### INSTRUCTIONS TO FOLLOW
Say how many lines hold the string "this"; please write nothing but the number.

### DATASET ROWS
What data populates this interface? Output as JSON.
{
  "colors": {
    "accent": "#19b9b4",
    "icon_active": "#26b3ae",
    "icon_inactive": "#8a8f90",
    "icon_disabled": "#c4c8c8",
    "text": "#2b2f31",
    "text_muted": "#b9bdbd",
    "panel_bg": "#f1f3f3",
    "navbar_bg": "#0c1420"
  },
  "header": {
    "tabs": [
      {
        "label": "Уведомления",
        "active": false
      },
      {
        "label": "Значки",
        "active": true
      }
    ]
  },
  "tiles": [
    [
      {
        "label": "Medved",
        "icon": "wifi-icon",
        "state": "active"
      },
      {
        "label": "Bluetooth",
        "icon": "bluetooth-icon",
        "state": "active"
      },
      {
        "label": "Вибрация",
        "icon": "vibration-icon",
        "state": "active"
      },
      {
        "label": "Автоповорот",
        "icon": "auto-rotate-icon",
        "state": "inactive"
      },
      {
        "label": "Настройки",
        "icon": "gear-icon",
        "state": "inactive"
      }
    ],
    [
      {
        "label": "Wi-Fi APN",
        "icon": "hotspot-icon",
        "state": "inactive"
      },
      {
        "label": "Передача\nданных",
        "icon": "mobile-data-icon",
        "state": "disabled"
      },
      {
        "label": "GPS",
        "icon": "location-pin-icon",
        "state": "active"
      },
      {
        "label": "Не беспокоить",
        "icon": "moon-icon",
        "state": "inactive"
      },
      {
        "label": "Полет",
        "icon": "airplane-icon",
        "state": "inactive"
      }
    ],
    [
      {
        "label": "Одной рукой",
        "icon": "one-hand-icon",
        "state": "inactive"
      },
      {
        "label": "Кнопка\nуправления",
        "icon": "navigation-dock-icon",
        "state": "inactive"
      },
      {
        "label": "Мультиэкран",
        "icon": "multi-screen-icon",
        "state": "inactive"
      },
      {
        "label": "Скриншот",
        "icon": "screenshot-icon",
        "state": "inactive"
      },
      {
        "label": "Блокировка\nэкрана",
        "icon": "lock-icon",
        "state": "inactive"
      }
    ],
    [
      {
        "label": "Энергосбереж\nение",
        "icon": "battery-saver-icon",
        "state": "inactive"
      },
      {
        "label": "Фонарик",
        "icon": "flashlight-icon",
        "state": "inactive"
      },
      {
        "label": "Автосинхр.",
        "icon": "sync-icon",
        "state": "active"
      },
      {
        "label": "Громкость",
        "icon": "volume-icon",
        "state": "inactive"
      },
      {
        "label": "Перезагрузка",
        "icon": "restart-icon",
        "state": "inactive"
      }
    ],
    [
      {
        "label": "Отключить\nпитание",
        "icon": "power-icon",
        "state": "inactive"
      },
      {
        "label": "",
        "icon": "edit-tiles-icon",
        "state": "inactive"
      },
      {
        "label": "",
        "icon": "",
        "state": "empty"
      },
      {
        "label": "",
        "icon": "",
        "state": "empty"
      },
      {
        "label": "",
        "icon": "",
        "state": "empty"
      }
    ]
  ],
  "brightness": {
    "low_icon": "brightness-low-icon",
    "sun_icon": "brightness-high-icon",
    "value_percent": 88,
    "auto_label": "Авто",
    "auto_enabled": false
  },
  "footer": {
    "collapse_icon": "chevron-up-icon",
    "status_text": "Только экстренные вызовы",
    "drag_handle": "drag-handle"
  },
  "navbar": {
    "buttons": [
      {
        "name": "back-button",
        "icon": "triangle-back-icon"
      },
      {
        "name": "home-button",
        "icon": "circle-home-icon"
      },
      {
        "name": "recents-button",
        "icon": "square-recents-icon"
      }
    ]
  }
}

...

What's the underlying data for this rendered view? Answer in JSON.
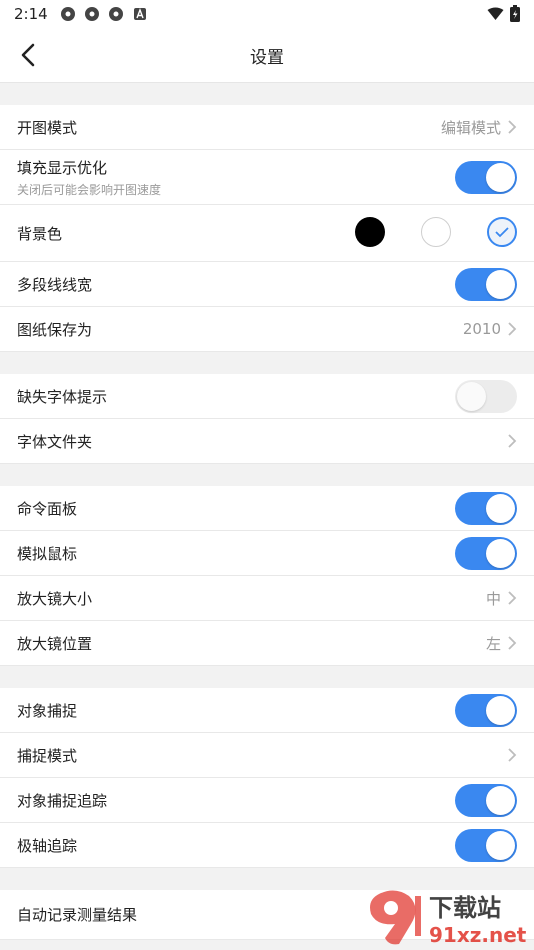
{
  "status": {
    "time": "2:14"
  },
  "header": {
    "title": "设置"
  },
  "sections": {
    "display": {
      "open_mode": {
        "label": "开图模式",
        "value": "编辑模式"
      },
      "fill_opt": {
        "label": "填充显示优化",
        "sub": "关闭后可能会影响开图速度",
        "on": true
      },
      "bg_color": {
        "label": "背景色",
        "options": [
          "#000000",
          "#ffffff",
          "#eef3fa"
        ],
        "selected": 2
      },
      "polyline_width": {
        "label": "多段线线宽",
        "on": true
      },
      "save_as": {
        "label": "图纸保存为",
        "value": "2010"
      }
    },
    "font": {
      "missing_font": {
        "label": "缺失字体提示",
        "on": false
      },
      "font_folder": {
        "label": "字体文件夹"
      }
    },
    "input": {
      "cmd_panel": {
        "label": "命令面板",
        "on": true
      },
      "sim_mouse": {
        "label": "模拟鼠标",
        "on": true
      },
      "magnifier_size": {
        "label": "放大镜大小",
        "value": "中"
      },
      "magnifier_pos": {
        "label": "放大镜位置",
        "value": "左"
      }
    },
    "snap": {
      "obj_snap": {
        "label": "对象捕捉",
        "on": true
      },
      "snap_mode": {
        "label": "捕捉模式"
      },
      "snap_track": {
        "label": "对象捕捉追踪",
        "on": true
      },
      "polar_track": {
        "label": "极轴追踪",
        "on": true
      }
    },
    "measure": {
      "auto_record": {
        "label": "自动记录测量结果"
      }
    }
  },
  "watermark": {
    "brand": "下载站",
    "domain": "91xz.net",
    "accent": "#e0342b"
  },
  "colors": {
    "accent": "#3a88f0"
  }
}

### TASK RESPONSE
2